DESCRIPTION OF THE TASK:
Copy out each line of the data that holds the word "this".

--- start of STORED DATA ---

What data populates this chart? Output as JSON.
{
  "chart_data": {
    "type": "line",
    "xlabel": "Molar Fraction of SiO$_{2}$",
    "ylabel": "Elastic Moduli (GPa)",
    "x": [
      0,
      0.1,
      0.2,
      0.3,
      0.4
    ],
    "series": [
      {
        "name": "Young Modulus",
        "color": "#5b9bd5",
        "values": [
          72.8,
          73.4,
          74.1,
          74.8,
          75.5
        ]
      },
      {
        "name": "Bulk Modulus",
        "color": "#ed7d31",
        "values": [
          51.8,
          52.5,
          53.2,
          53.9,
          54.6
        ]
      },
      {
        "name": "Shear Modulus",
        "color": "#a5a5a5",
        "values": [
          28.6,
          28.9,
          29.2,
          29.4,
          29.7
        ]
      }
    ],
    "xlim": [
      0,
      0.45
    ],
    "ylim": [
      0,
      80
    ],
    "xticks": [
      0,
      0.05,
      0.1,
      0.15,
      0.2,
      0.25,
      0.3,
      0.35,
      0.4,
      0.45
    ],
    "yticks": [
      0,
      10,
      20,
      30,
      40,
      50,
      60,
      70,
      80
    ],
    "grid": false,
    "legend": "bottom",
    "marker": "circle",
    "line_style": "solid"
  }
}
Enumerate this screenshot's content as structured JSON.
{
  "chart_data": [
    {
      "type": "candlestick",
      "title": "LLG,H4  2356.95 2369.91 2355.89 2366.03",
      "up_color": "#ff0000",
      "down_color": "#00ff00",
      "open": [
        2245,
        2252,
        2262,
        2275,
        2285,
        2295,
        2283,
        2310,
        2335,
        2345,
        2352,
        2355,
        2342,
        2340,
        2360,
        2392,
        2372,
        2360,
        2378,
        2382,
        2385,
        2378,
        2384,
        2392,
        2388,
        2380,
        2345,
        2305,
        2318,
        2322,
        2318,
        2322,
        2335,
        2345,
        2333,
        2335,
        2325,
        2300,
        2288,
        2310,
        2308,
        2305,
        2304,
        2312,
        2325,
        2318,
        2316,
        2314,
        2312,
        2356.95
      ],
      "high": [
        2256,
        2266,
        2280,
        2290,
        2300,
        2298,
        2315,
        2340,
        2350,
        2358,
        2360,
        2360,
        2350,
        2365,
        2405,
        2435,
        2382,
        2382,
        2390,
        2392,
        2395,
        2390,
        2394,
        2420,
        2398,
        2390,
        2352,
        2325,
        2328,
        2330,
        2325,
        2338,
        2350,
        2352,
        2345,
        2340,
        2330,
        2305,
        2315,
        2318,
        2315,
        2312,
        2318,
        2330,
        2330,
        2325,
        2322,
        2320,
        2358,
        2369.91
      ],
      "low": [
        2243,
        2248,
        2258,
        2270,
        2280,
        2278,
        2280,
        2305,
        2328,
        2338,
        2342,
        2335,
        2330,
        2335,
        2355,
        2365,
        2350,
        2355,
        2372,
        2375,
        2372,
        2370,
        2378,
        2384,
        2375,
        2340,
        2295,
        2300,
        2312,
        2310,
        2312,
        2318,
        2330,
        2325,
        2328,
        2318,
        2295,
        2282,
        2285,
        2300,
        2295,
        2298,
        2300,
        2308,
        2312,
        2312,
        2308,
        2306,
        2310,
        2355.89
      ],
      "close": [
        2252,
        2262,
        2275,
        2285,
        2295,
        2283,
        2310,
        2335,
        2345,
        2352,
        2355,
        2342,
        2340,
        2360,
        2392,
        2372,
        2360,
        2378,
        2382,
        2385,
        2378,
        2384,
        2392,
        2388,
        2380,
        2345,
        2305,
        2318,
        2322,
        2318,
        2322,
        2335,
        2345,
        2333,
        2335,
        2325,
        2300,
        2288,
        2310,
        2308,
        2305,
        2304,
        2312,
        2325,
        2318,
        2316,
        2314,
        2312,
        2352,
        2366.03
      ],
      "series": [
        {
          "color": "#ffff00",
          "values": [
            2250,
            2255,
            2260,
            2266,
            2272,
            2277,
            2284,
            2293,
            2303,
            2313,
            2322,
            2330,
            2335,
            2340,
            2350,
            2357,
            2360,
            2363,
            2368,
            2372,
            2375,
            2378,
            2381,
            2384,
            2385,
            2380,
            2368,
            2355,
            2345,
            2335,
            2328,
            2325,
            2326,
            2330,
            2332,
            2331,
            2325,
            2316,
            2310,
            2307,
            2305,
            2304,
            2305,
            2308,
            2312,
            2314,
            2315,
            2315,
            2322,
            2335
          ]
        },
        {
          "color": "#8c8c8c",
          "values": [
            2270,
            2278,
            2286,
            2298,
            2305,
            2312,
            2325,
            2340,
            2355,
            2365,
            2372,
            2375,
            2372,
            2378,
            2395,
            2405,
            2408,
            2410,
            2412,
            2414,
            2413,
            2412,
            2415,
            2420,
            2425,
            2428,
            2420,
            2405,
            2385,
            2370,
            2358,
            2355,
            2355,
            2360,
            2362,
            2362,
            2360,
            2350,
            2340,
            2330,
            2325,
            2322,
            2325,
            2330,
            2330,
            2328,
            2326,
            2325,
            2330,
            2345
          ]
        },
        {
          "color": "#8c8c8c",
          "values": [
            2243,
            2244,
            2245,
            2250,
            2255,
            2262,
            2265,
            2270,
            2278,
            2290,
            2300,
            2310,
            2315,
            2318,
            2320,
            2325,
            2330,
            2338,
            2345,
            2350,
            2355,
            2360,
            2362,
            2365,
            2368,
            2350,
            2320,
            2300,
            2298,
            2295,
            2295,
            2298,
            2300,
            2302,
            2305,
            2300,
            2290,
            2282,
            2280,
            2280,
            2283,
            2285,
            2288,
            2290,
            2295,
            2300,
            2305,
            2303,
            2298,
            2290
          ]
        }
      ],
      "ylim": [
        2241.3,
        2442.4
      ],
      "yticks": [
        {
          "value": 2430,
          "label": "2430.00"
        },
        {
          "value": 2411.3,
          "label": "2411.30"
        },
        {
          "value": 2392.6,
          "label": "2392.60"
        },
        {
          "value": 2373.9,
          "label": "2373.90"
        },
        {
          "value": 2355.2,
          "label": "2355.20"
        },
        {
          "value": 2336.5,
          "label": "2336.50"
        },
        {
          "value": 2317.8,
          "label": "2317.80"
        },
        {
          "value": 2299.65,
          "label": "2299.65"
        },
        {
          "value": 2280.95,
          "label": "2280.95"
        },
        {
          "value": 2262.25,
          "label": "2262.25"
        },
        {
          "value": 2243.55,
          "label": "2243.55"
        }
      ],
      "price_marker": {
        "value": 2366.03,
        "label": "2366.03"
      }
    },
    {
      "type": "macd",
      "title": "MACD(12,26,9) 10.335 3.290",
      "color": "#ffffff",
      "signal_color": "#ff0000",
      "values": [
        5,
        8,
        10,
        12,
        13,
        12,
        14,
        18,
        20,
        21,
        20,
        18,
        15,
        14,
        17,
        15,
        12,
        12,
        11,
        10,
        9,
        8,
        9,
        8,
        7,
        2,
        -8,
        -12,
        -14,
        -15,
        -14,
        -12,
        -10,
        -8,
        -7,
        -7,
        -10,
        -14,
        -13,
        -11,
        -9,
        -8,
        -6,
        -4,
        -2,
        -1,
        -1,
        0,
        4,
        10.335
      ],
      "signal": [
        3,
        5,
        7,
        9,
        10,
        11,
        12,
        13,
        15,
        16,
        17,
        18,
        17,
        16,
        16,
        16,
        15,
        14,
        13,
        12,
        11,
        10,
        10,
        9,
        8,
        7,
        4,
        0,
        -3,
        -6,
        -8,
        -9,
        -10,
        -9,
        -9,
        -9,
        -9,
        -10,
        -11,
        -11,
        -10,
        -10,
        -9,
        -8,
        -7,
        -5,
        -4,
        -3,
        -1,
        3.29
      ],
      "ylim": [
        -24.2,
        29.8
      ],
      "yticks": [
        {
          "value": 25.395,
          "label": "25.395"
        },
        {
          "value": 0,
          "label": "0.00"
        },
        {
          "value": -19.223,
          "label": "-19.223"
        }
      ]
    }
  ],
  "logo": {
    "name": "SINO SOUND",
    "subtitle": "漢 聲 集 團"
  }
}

--- end of STORED DATA ---

RESULT BELOW:
What data populates this chart? Output as JSON.
Enumerate this screenshot's content as structured JSON.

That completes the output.